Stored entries
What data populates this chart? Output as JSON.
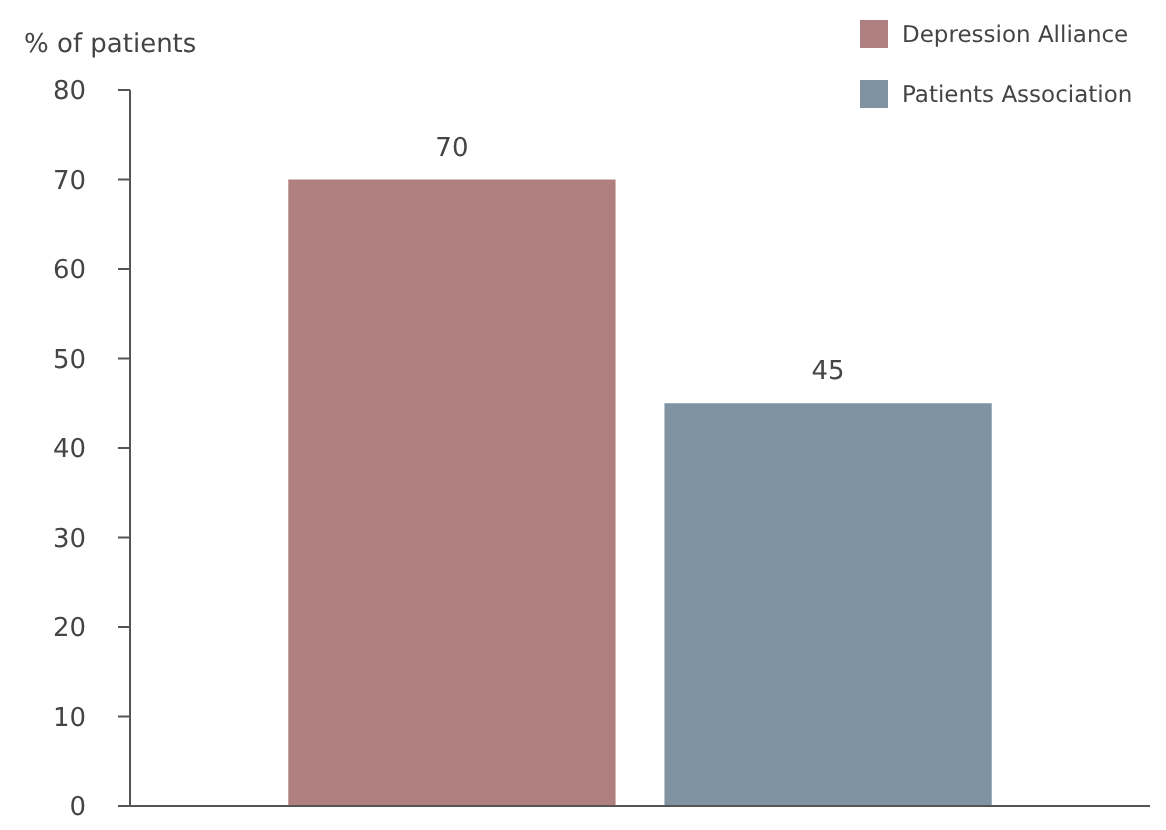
{
  "chart_data": {
    "type": "bar",
    "ylabel": "% of patients",
    "categories": [
      null
    ],
    "series": [
      {
        "name": "Depression Alliance",
        "color": "#b07f80",
        "values": [
          70
        ]
      },
      {
        "name": "Patients Association",
        "color": "#7f93a3",
        "values": [
          45
        ]
      }
    ],
    "ylim": [
      0,
      80
    ],
    "yticks": [
      0,
      10,
      20,
      30,
      40,
      50,
      60,
      70,
      80
    ],
    "data_labels": true,
    "legend": "top right",
    "grid": false
  }
}
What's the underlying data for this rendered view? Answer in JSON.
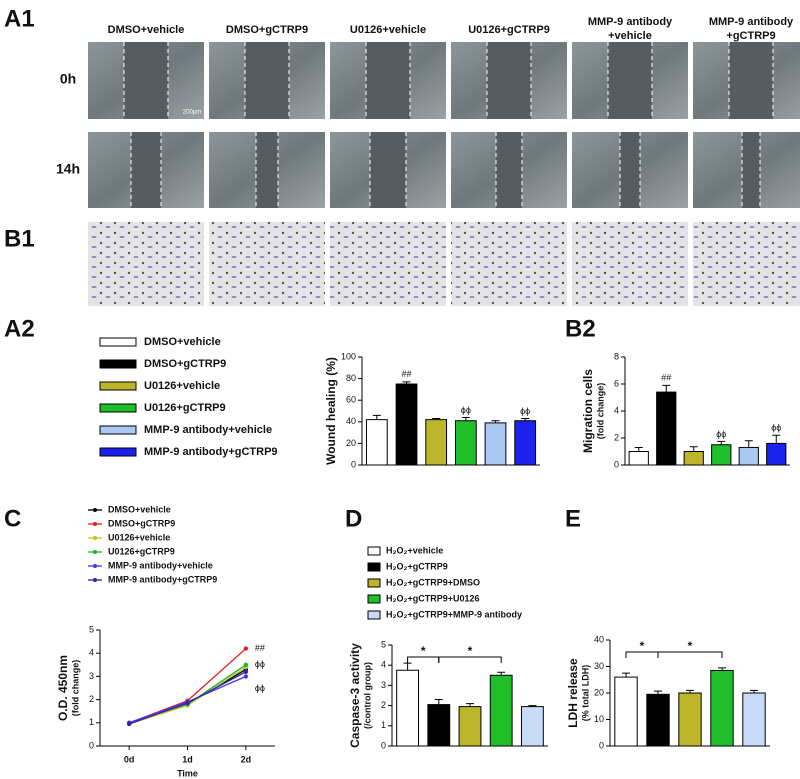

Your goal
The copy must match every line of the data exactly and contain no pictures.

Result of the exercise
What data populates this chart? Output as JSON.
{
  "chart_data": {
    "type": "bar",
    "ylabel": "% of patients",
    "categories": [
      null
    ],
    "series": [
      {
        "name": "Depression Alliance",
        "color": "#b07f80",
        "values": [
          70
        ]
      },
      {
        "name": "Patients Association",
        "color": "#7f93a3",
        "values": [
          45
        ]
      }
    ],
    "ylim": [
      0,
      80
    ],
    "yticks": [
      0,
      10,
      20,
      30,
      40,
      50,
      60,
      70,
      80
    ],
    "data_labels": true,
    "legend": "top right",
    "grid": false
  }
}
What's the underlying data for this rendered view? Answer in JSON.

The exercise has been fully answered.